:: Reading text ::
The Proctorio case is widely considered by observers to be an attempt to silence criticism of the company. The suit has been often cited as an example of the broader problem of strategic lawsuits against public participation (SLAPP) suits, which are designed to censor critics with the threat of stressful and potentially expensive legal costs. Although it may have caused anxiety among some observers, the lawsuit, which experts say is typical of Proctorio’s aggressive handling of critics, is still viewed as a rarity in the edtech industry.
Proctorio Loses Appeal
At the end of last week, in one of the most recent updates to the case, a court in British Columbia threw out an appeal brought by Proctorio which sought to allow the company to cross-examine Linkletter about private communications and to submit more evidence regarding LinkLetter’s tweets, according to a person familiar with the case who agreed to talk on background.
After the appeal was rejected, Linkletter retweeted a comment that said Proctorio was “spyware,” as well as other tweets asking people not to partner with the company. “Don’t be a Proctorio partner. Don’t be a Proctorio provost. Don’t be a Proctorio professor. Do better,” he tweeted.
“I’m really happy that we won our appeal,” Linkletter said during an interview with EdSurge. “I think this is an important case with ramifications for freedom of expression and academic freedom, and I’m looking forward to winning it.”
Skeptics of digital proctoring have also painted the court’s decision to discard the evidentiary appeal as a win for the freedom to criticize edtech companies.
When the suit was brought, in 2020, it gave critics of edtech companies pause to consider that lawsuits could be an effective corporate tool for silencing them.
The lawsuit has caused critics to become more strategic in public, Laura Gogia, a senior analyst at the Tambellini Group, indicated. But it hasn’t stopped criticisms.
She explained that the lawsuit caught edtech critics off-guard as an example of a growing and profitable company “punching down” on an individual critic. Yet, despite the controversies around online proctoring, the space was still profitable.
“Proctorio didn’t need to bring this lawsuit,” Gogia said.
But the suit has kicked up lots of tangible support for Linkletter from the community, including teach-ins, open letters, and fundraisers. A GoFundMe against the suit has raised nearly $86,000 to date.
The reaction to the latest update in the Proctorio case, Gogia said, also reflects a larger issue. While teaching and learning staff are very well-respected outside their institutions, Gogia said, inside they are often viewed simply as faculty support.
The director of academic technology at California State University at Sacramento, Jenae Cohn, for example, has written that the shift to remote learning has increased the reliance of academics and administrators on staff members for technical support. And yet, that staff is often kept out of the decision-making process around teaching, curriculum development, and research.
These communities have a long-standing tradition of fierce criticism about their areas of expertise, especially since many digital teaching and learning technologists feel as though they don’t have that much institutional influence in which edtech purchases institutions are making, Gogia indicated. They also represent an important “counterweight” to the claims of edtech companies, Gogia said, since they can provide an expertise that many instructors cannot.

:: Exercise instructions ::
Please write out the stretch of the Proctorio lawsuit text from "After the appeal" through "for silencing them.", word for word. The data that comes next is from a different source than the text above.

:: Dataset excerpt ::

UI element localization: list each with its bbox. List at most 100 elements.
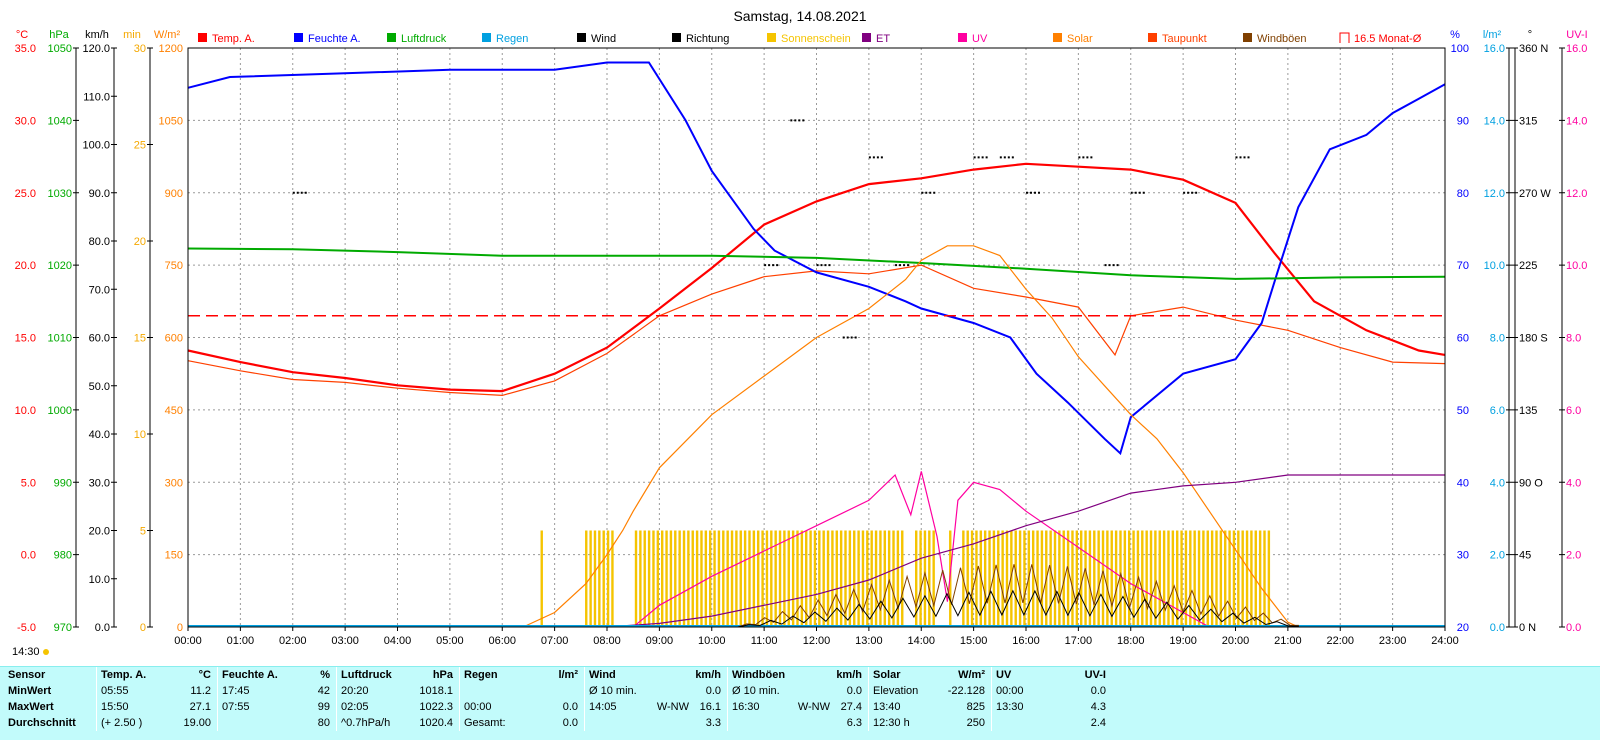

:: Correct output ::
After the appeal was rejected, Linkletter retweeted a comment that said Proctorio was “spyware,” as well as other tweets asking people not to partner with the company. “Don’t be a Proctorio partner. Don’t be a Proctorio provost. Don’t be a Proctorio professor. Do better,” he tweeted.
“I’m really happy that we won our appeal,” Linkletter said during an interview with EdSurge. “I think this is an important case with ramifications for freedom of expression and academic freedom, and I’m looking forward to winning it.”
Skeptics of digital proctoring have also painted the court’s decision to discard the evidentiary appeal as a win for the freedom to criticize edtech companies.
When the suit was brought, in 2020, it gave critics of edtech companies pause to consider that lawsuits could be an effective corporate tool for silencing them.